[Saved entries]
===

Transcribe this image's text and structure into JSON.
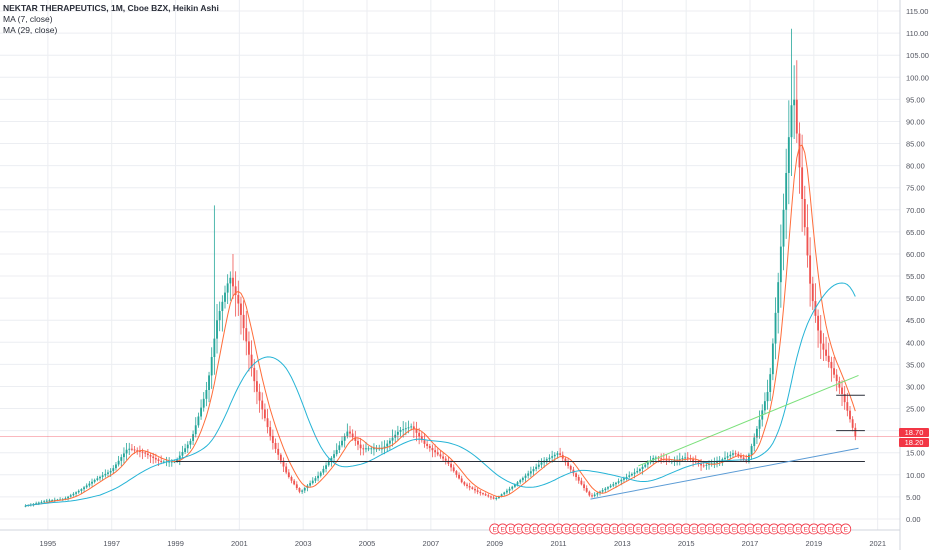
{
  "legend": {
    "symbol": "NEKTAR THERAPEUTICS, 1M, Cboe BZX, Heikin Ashi",
    "ma7": "MA (7, close)",
    "ma29": "MA (29, close)"
  },
  "price_labels": {
    "close": "18.70",
    "prev": "18.20"
  },
  "colors": {
    "up": "#26a69a",
    "down": "#ef5350",
    "ma7": "#ff6d3a",
    "ma29": "#26b4d6",
    "hline": "#2a2e39",
    "price_line": "#f23645",
    "trend_green": "#7be07b",
    "trend_blue": "#5b9bd5",
    "grid": "#eceef2",
    "earnings": "#f23645"
  },
  "chart_data": {
    "type": "candlestick",
    "title": "NEKTAR THERAPEUTICS, 1M, Cboe BZX, Heikin Ashi",
    "ylim": [
      -2.5,
      117.5
    ],
    "xlim": [
      1993.5,
      2021.7
    ],
    "y_ticks": [
      "0.00",
      "5.00",
      "10.00",
      "15.00",
      "20.00",
      "25.00",
      "30.00",
      "35.00",
      "40.00",
      "45.00",
      "50.00",
      "55.00",
      "60.00",
      "65.00",
      "70.00",
      "75.00",
      "80.00",
      "85.00",
      "90.00",
      "95.00",
      "100.00",
      "105.00",
      "110.00",
      "115.00"
    ],
    "x_ticks": [
      "1995",
      "1997",
      "1999",
      "2001",
      "2003",
      "2005",
      "2007",
      "2009",
      "2011",
      "2013",
      "2015",
      "2017",
      "2019",
      "2021"
    ],
    "price_anchors": [
      [
        1994.3,
        3.0
      ],
      [
        1995.0,
        4.2
      ],
      [
        1995.5,
        4.5
      ],
      [
        1996.0,
        6.5
      ],
      [
        1996.5,
        9.0
      ],
      [
        1997.0,
        11.0
      ],
      [
        1997.5,
        16.0
      ],
      [
        1998.0,
        15.0
      ],
      [
        1998.5,
        13.0
      ],
      [
        1999.0,
        13.0
      ],
      [
        1999.5,
        18.0
      ],
      [
        2000.0,
        30.0
      ],
      [
        2000.3,
        45.0
      ],
      [
        2000.7,
        55.0
      ],
      [
        2001.0,
        48.0
      ],
      [
        2001.5,
        30.0
      ],
      [
        2002.0,
        18.0
      ],
      [
        2002.5,
        10.0
      ],
      [
        2002.9,
        6.0
      ],
      [
        2003.5,
        10.0
      ],
      [
        2004.0,
        15.0
      ],
      [
        2004.4,
        20.0
      ],
      [
        2004.8,
        16.0
      ],
      [
        2005.5,
        16.0
      ],
      [
        2006.0,
        20.0
      ],
      [
        2006.4,
        21.0
      ],
      [
        2006.8,
        17.0
      ],
      [
        2007.5,
        13.0
      ],
      [
        2008.0,
        8.0
      ],
      [
        2008.5,
        6.0
      ],
      [
        2009.0,
        4.5
      ],
      [
        2009.5,
        7.0
      ],
      [
        2010.0,
        10.0
      ],
      [
        2010.5,
        13.0
      ],
      [
        2011.0,
        15.0
      ],
      [
        2011.5,
        10.0
      ],
      [
        2012.0,
        5.0
      ],
      [
        2012.5,
        7.0
      ],
      [
        2013.0,
        9.0
      ],
      [
        2013.5,
        11.0
      ],
      [
        2014.0,
        14.0
      ],
      [
        2014.5,
        13.0
      ],
      [
        2015.0,
        14.0
      ],
      [
        2015.5,
        12.0
      ],
      [
        2016.0,
        13.0
      ],
      [
        2016.5,
        15.0
      ],
      [
        2016.9,
        13.0
      ],
      [
        2017.2,
        20.0
      ],
      [
        2017.6,
        30.0
      ],
      [
        2017.9,
        55.0
      ],
      [
        2018.2,
        85.0
      ],
      [
        2018.35,
        98.0
      ],
      [
        2018.6,
        75.0
      ],
      [
        2018.9,
        52.0
      ],
      [
        2019.2,
        40.0
      ],
      [
        2019.5,
        35.0
      ],
      [
        2019.9,
        28.0
      ],
      [
        2020.3,
        18.7
      ]
    ],
    "spikes": [
      [
        2000.2,
        71.0
      ],
      [
        2000.8,
        60.0
      ],
      [
        2018.3,
        111.0
      ]
    ],
    "ma_periods": [
      7,
      29
    ],
    "horizontal_levels": [
      13.0,
      28.0,
      20.0
    ],
    "current_price": 18.7,
    "prev_price": 18.2,
    "trendlines": [
      {
        "from": [
          2012.0,
          4.5
        ],
        "to": [
          2020.4,
          16.0
        ],
        "color": "blue"
      },
      {
        "from": [
          2013.5,
          12.0
        ],
        "to": [
          2020.4,
          32.5
        ],
        "color": "green"
      }
    ],
    "earnings_markers_start": 2009.0,
    "earnings_markers_end": 2020.0,
    "earnings_marker_label": "E"
  }
}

===

Copy all the lines of data exactly as they appear, dropping any images.

[Finished exercise]:
Transcribe this image's text and structure into JSON.
{
  "legend": {
    "symbol": "NEKTAR THERAPEUTICS, 1M, Cboe BZX, Heikin Ashi",
    "ma7": "MA (7, close)",
    "ma29": "MA (29, close)"
  },
  "price_labels": {
    "close": "18.70",
    "prev": "18.20"
  },
  "colors": {
    "up": "#26a69a",
    "down": "#ef5350",
    "ma7": "#ff6d3a",
    "ma29": "#26b4d6",
    "hline": "#2a2e39",
    "price_line": "#f23645",
    "trend_green": "#7be07b",
    "trend_blue": "#5b9bd5",
    "grid": "#eceef2",
    "earnings": "#f23645"
  },
  "chart_data": {
    "type": "candlestick",
    "title": "NEKTAR THERAPEUTICS, 1M, Cboe BZX, Heikin Ashi",
    "ylim": [
      -2.5,
      117.5
    ],
    "xlim": [
      1993.5,
      2021.7
    ],
    "y_ticks": [
      "0.00",
      "5.00",
      "10.00",
      "15.00",
      "20.00",
      "25.00",
      "30.00",
      "35.00",
      "40.00",
      "45.00",
      "50.00",
      "55.00",
      "60.00",
      "65.00",
      "70.00",
      "75.00",
      "80.00",
      "85.00",
      "90.00",
      "95.00",
      "100.00",
      "105.00",
      "110.00",
      "115.00"
    ],
    "x_ticks": [
      "1995",
      "1997",
      "1999",
      "2001",
      "2003",
      "2005",
      "2007",
      "2009",
      "2011",
      "2013",
      "2015",
      "2017",
      "2019",
      "2021"
    ],
    "price_anchors": [
      [
        1994.3,
        3.0
      ],
      [
        1995.0,
        4.2
      ],
      [
        1995.5,
        4.5
      ],
      [
        1996.0,
        6.5
      ],
      [
        1996.5,
        9.0
      ],
      [
        1997.0,
        11.0
      ],
      [
        1997.5,
        16.0
      ],
      [
        1998.0,
        15.0
      ],
      [
        1998.5,
        13.0
      ],
      [
        1999.0,
        13.0
      ],
      [
        1999.5,
        18.0
      ],
      [
        2000.0,
        30.0
      ],
      [
        2000.3,
        45.0
      ],
      [
        2000.7,
        55.0
      ],
      [
        2001.0,
        48.0
      ],
      [
        2001.5,
        30.0
      ],
      [
        2002.0,
        18.0
      ],
      [
        2002.5,
        10.0
      ],
      [
        2002.9,
        6.0
      ],
      [
        2003.5,
        10.0
      ],
      [
        2004.0,
        15.0
      ],
      [
        2004.4,
        20.0
      ],
      [
        2004.8,
        16.0
      ],
      [
        2005.5,
        16.0
      ],
      [
        2006.0,
        20.0
      ],
      [
        2006.4,
        21.0
      ],
      [
        2006.8,
        17.0
      ],
      [
        2007.5,
        13.0
      ],
      [
        2008.0,
        8.0
      ],
      [
        2008.5,
        6.0
      ],
      [
        2009.0,
        4.5
      ],
      [
        2009.5,
        7.0
      ],
      [
        2010.0,
        10.0
      ],
      [
        2010.5,
        13.0
      ],
      [
        2011.0,
        15.0
      ],
      [
        2011.5,
        10.0
      ],
      [
        2012.0,
        5.0
      ],
      [
        2012.5,
        7.0
      ],
      [
        2013.0,
        9.0
      ],
      [
        2013.5,
        11.0
      ],
      [
        2014.0,
        14.0
      ],
      [
        2014.5,
        13.0
      ],
      [
        2015.0,
        14.0
      ],
      [
        2015.5,
        12.0
      ],
      [
        2016.0,
        13.0
      ],
      [
        2016.5,
        15.0
      ],
      [
        2016.9,
        13.0
      ],
      [
        2017.2,
        20.0
      ],
      [
        2017.6,
        30.0
      ],
      [
        2017.9,
        55.0
      ],
      [
        2018.2,
        85.0
      ],
      [
        2018.35,
        98.0
      ],
      [
        2018.6,
        75.0
      ],
      [
        2018.9,
        52.0
      ],
      [
        2019.2,
        40.0
      ],
      [
        2019.5,
        35.0
      ],
      [
        2019.9,
        28.0
      ],
      [
        2020.3,
        18.7
      ]
    ],
    "spikes": [
      [
        2000.2,
        71.0
      ],
      [
        2000.8,
        60.0
      ],
      [
        2018.3,
        111.0
      ]
    ],
    "ma_periods": [
      7,
      29
    ],
    "horizontal_levels": [
      13.0,
      28.0,
      20.0
    ],
    "current_price": 18.7,
    "prev_price": 18.2,
    "trendlines": [
      {
        "from": [
          2012.0,
          4.5
        ],
        "to": [
          2020.4,
          16.0
        ],
        "color": "blue"
      },
      {
        "from": [
          2013.5,
          12.0
        ],
        "to": [
          2020.4,
          32.5
        ],
        "color": "green"
      }
    ],
    "earnings_markers_start": 2009.0,
    "earnings_markers_end": 2020.0,
    "earnings_marker_label": "E"
  }
}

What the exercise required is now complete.